-- START Provided data --
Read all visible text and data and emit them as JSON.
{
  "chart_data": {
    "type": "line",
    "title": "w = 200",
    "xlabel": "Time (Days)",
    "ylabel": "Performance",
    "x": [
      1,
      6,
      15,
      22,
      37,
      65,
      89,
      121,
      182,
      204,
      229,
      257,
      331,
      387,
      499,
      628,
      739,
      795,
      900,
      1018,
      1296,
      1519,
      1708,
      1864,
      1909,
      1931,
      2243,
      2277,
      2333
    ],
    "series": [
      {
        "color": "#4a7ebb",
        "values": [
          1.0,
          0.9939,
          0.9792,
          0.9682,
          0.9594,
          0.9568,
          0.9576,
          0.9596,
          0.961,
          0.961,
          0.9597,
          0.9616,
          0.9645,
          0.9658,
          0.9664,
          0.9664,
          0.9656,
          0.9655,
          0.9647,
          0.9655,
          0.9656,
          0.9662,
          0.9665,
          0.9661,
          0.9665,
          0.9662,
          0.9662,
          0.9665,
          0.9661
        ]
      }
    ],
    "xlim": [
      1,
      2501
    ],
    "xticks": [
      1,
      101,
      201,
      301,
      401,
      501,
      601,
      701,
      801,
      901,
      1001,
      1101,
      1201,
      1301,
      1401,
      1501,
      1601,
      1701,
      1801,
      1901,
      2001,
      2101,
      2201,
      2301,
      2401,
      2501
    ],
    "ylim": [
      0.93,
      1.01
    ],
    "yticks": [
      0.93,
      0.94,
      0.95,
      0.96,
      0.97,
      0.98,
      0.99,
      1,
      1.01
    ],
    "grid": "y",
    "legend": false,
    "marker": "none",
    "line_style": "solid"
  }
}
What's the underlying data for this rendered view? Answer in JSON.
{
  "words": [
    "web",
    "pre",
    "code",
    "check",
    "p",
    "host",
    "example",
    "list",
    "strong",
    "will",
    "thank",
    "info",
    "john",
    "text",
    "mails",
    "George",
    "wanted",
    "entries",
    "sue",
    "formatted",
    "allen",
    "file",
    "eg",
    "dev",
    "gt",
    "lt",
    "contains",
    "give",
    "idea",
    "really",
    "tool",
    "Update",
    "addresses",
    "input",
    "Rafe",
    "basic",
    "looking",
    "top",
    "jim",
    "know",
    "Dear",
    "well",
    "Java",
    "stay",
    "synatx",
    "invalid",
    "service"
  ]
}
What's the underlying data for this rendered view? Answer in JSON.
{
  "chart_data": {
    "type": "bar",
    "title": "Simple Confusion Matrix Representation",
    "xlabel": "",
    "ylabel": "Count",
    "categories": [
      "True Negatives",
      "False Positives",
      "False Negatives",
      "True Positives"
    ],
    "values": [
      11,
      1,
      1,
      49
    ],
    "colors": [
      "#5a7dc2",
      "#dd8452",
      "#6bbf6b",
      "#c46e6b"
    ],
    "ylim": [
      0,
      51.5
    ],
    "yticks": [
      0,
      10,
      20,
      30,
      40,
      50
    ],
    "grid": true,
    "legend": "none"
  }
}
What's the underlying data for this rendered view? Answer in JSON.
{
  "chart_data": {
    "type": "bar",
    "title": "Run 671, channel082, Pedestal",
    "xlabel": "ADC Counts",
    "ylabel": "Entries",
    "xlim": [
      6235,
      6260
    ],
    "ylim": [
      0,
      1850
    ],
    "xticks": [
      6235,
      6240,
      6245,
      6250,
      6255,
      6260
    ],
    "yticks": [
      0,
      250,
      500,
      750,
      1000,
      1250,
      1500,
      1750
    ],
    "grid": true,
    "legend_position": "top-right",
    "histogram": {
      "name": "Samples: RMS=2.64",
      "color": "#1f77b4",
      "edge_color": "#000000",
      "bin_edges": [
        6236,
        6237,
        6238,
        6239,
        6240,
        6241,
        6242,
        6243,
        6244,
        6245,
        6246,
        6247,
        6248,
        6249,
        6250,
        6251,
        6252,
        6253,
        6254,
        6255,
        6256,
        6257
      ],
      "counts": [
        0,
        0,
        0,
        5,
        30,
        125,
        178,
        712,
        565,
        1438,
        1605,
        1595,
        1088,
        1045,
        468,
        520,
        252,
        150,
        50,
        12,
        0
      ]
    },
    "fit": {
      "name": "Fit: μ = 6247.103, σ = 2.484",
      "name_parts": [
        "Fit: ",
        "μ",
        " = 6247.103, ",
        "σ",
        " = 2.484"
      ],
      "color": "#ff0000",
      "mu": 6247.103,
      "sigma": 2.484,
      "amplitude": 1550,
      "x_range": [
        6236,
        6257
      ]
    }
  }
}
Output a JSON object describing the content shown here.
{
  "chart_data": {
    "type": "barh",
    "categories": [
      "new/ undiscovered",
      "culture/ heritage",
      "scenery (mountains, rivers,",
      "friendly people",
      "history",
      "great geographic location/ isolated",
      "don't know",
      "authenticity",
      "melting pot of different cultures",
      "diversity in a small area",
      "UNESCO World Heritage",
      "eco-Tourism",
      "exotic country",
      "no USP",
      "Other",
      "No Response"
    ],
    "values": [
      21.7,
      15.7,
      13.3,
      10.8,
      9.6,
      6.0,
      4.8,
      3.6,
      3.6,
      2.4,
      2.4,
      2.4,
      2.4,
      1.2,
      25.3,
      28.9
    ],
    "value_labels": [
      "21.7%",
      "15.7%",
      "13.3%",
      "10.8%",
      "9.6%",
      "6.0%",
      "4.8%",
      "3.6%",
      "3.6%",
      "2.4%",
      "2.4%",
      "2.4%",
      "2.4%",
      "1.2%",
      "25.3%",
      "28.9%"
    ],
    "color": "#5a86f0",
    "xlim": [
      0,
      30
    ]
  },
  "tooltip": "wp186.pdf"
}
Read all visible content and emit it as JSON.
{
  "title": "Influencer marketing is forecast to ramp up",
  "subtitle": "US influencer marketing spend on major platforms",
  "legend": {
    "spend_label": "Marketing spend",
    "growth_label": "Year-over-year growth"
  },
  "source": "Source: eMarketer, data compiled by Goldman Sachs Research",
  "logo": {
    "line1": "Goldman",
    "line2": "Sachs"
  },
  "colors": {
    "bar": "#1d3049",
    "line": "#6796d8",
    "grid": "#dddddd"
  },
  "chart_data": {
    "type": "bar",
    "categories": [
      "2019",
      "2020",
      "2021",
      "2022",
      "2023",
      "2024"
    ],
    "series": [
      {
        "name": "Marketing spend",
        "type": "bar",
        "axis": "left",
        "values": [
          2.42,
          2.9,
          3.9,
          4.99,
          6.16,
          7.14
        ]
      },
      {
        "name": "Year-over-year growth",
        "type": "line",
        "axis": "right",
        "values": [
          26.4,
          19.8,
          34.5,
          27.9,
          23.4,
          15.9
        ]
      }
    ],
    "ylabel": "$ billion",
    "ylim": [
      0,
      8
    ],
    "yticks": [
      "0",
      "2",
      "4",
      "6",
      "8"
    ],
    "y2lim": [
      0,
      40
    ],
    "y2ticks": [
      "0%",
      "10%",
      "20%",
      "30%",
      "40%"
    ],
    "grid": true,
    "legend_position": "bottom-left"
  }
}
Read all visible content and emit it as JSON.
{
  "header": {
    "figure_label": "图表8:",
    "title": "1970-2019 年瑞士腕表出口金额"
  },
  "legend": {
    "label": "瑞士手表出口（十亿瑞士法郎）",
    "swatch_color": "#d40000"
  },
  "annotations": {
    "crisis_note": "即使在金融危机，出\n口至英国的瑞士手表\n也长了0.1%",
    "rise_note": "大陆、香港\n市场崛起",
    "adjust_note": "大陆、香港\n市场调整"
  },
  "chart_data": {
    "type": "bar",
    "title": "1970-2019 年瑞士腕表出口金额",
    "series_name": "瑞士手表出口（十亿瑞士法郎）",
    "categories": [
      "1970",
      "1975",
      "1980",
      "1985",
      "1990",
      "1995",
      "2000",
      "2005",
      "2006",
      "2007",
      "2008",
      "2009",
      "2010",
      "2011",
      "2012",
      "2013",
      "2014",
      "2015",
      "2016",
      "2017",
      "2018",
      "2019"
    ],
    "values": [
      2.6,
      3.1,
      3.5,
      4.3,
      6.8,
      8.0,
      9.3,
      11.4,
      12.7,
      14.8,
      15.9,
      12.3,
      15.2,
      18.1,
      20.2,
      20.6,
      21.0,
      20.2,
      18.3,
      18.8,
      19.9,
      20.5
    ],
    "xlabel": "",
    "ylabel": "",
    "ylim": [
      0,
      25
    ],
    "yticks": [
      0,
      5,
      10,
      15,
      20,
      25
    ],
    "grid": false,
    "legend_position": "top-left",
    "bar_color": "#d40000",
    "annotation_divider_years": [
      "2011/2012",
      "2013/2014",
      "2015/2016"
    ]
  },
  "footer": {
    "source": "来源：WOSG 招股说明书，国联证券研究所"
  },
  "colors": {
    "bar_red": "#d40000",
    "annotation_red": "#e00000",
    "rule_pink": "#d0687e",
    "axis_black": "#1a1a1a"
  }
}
-- END Provided data --
Track down every line with the word "spend" and copy it.

Complete output.
  "subtitle": "US influencer marketing spend on major platforms",
    "spend_label": "Marketing spend",
        "name": "Marketing spend",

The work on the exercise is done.